---- Material shown
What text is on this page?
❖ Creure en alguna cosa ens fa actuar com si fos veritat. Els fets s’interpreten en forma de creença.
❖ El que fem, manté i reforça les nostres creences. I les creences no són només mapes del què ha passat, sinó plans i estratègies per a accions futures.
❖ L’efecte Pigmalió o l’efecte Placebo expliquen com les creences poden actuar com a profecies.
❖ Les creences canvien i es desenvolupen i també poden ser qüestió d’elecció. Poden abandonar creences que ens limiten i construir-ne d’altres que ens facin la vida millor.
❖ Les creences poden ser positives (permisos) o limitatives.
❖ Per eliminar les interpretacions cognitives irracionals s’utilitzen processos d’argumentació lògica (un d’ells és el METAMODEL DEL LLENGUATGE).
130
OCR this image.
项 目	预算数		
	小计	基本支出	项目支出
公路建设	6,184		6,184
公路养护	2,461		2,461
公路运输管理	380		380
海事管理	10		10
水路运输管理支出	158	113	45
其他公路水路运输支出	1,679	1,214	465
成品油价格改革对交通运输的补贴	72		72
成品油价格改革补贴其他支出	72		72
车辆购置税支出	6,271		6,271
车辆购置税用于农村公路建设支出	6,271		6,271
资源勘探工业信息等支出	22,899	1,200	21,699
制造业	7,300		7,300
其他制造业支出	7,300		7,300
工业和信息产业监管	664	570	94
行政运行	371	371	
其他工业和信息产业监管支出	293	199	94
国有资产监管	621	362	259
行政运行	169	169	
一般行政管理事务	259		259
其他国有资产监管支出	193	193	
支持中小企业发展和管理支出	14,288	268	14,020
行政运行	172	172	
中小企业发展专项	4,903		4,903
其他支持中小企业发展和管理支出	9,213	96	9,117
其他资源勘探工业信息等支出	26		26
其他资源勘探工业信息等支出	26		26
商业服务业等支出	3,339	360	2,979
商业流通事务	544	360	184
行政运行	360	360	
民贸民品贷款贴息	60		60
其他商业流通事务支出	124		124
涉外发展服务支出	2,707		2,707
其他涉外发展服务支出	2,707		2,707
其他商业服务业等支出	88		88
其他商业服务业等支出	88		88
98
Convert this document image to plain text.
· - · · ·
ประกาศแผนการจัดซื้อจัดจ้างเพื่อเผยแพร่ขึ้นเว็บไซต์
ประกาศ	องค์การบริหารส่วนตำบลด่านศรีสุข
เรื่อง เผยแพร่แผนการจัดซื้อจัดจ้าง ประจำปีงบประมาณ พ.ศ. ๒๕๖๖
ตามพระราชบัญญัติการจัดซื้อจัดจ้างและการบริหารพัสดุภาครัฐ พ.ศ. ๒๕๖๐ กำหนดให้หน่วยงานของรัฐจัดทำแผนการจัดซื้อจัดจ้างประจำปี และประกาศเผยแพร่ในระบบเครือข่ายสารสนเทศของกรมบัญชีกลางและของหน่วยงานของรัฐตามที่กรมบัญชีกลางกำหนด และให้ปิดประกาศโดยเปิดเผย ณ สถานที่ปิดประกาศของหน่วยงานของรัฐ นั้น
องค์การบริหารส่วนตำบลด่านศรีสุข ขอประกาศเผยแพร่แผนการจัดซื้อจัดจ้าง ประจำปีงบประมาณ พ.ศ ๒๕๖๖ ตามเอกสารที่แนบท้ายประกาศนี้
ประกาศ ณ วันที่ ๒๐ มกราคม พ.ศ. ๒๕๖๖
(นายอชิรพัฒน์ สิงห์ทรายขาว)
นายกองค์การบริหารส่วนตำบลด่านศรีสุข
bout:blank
--------
Goal — Print the records above exactly as they appear.

Exercise result —
What text is on this page?
❖ Creure en alguna cosa ens fa actuar com si fos veritat. Els fets s’interpreten en forma de creença.
❖ El que fem, manté i reforça les nostres creences. I les creences no són només mapes del què ha passat, sinó plans i estratègies per a accions futures.
❖ L’efecte Pigmalió o l’efecte Placebo expliquen com les creences poden actuar com a profecies.
❖ Les creences canvien i es desenvolupen i també poden ser qüestió d’elecció. Poden abandonar creences que ens limiten i construir-ne d’altres que ens facin la vida millor.
❖ Les creences poden ser positives (permisos) o limitatives.
❖ Per eliminar les interpretacions cognitives irracionals s’utilitzen processos d’argumentació lògica (un d’ells és el METAMODEL DEL LLENGUATGE).
130
OCR this image.
项 目	预算数		
	小计	基本支出	项目支出
公路建设	6,184		6,184
公路养护	2,461		2,461
公路运输管理	380		380
海事管理	10		10
水路运输管理支出	158	113	45
其他公路水路运输支出	1,679	1,214	465
成品油价格改革对交通运输的补贴	72		72
成品油价格改革补贴其他支出	72		72
车辆购置税支出	6,271		6,271
车辆购置税用于农村公路建设支出	6,271		6,271
资源勘探工业信息等支出	22,899	1,200	21,699
制造业	7,300		7,300
其他制造业支出	7,300		7,300
工业和信息产业监管	664	570	94
行政运行	371	371	
其他工业和信息产业监管支出	293	199	94
国有资产监管	621	362	259
行政运行	169	169	
一般行政管理事务	259		259
其他国有资产监管支出	193	193	
支持中小企业发展和管理支出	14,288	268	14,020
行政运行	172	172	
中小企业发展专项	4,903		4,903
其他支持中小企业发展和管理支出	9,213	96	9,117
其他资源勘探工业信息等支出	26		26
其他资源勘探工业信息等支出	26		26
商业服务业等支出	3,339	360	2,979
商业流通事务	544	360	184
行政运行	360	360	
民贸民品贷款贴息	60		60
其他商业流通事务支出	124		124
涉外发展服务支出	2,707		2,707
其他涉外发展服务支出	2,707		2,707
其他商业服务业等支出	88		88
其他商业服务业等支出	88		88
98
Convert this document image to plain text.
· - · · ·
ประกาศแผนการจัดซื้อจัดจ้างเพื่อเผยแพร่ขึ้นเว็บไซต์
ประกาศ	องค์การบริหารส่วนตำบลด่านศรีสุข
เรื่อง เผยแพร่แผนการจัดซื้อจัดจ้าง ประจำปีงบประมาณ พ.ศ. ๒๕๖๖
ตามพระราชบัญญัติการจัดซื้อจัดจ้างและการบริหารพัสดุภาครัฐ พ.ศ. ๒๕๖๐ กำหนดให้หน่วยงานของรัฐจัดทำแผนการจัดซื้อจัดจ้างประจำปี และประกาศเผยแพร่ในระบบเครือข่ายสารสนเทศของกรมบัญชีกลางและของหน่วยงานของรัฐตามที่กรมบัญชีกลางกำหนด และให้ปิดประกาศโดยเปิดเผย ณ สถานที่ปิดประกาศของหน่วยงานของรัฐ นั้น
องค์การบริหารส่วนตำบลด่านศรีสุข ขอประกาศเผยแพร่แผนการจัดซื้อจัดจ้าง ประจำปีงบประมาณ พ.ศ ๒๕๖๖ ตามเอกสารที่แนบท้ายประกาศนี้
ประกาศ ณ วันที่ ๒๐ มกราคม พ.ศ. ๒๕๖๖
(นายอชิรพัฒน์ สิงห์ทรายขาว)
นายกองค์การบริหารส่วนตำบลด่านศรีสุข
bout:blank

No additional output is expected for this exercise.